■ WHAT IS NEEDED
Go through the listing and write out all of it exactly.
::::::::::
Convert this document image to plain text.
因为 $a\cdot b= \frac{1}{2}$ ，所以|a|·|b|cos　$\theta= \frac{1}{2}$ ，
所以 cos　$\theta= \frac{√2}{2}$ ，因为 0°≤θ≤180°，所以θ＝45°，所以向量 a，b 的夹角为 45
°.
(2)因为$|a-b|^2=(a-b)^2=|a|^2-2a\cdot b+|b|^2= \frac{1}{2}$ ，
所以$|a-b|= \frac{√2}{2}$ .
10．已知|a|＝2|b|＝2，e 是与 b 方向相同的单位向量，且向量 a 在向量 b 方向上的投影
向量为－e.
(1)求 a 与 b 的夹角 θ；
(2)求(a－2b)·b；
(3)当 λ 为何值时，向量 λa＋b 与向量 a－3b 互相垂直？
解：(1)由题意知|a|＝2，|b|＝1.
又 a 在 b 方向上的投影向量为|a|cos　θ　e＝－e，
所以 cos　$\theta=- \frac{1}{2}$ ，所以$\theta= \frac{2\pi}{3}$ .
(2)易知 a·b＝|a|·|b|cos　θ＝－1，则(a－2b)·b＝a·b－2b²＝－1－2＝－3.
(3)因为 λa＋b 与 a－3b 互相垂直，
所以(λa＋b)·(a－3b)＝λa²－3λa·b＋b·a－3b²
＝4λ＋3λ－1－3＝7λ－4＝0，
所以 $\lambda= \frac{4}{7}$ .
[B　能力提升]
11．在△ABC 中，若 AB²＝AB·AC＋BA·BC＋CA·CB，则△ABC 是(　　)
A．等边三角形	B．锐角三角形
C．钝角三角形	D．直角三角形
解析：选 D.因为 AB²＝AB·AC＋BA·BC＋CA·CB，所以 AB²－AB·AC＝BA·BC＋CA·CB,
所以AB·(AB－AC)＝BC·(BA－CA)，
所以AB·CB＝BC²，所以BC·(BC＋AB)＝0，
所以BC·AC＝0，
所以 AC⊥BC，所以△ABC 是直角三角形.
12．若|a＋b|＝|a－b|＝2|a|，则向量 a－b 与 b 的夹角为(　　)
::::::::::
■ OUTPUT
Convert this document image to plain text.
因为 $a\cdot b= \frac{1}{2}$ ，所以|a|·|b|cos　$\theta= \frac{1}{2}$ ，
所以 cos　$\theta= \frac{√2}{2}$ ，因为 0°≤θ≤180°，所以θ＝45°，所以向量 a，b 的夹角为 45
°.
(2)因为$|a-b|^2=(a-b)^2=|a|^2-2a\cdot b+|b|^2= \frac{1}{2}$ ，
所以$|a-b|= \frac{√2}{2}$ .
10．已知|a|＝2|b|＝2，e 是与 b 方向相同的单位向量，且向量 a 在向量 b 方向上的投影
向量为－e.
(1)求 a 与 b 的夹角 θ；
(2)求(a－2b)·b；
(3)当 λ 为何值时，向量 λa＋b 与向量 a－3b 互相垂直？
解：(1)由题意知|a|＝2，|b|＝1.
又 a 在 b 方向上的投影向量为|a|cos　θ　e＝－e，
所以 cos　$\theta=- \frac{1}{2}$ ，所以$\theta= \frac{2\pi}{3}$ .
(2)易知 a·b＝|a|·|b|cos　θ＝－1，则(a－2b)·b＝a·b－2b²＝－1－2＝－3.
(3)因为 λa＋b 与 a－3b 互相垂直，
所以(λa＋b)·(a－3b)＝λa²－3λa·b＋b·a－3b²
＝4λ＋3λ－1－3＝7λ－4＝0，
所以 $\lambda= \frac{4}{7}$ .
[B　能力提升]
11．在△ABC 中，若 AB²＝AB·AC＋BA·BC＋CA·CB，则△ABC 是(　　)
A．等边三角形	B．锐角三角形
C．钝角三角形	D．直角三角形
解析：选 D.因为 AB²＝AB·AC＋BA·BC＋CA·CB，所以 AB²－AB·AC＝BA·BC＋CA·CB,
所以AB·(AB－AC)＝BC·(BA－CA)，
所以AB·CB＝BC²，所以BC·(BC＋AB)＝0，
所以BC·AC＝0，
所以 AC⊥BC，所以△ABC 是直角三角形.
12．若|a＋b|＝|a－b|＝2|a|，则向量 a－b 与 b 的夹角为(　　)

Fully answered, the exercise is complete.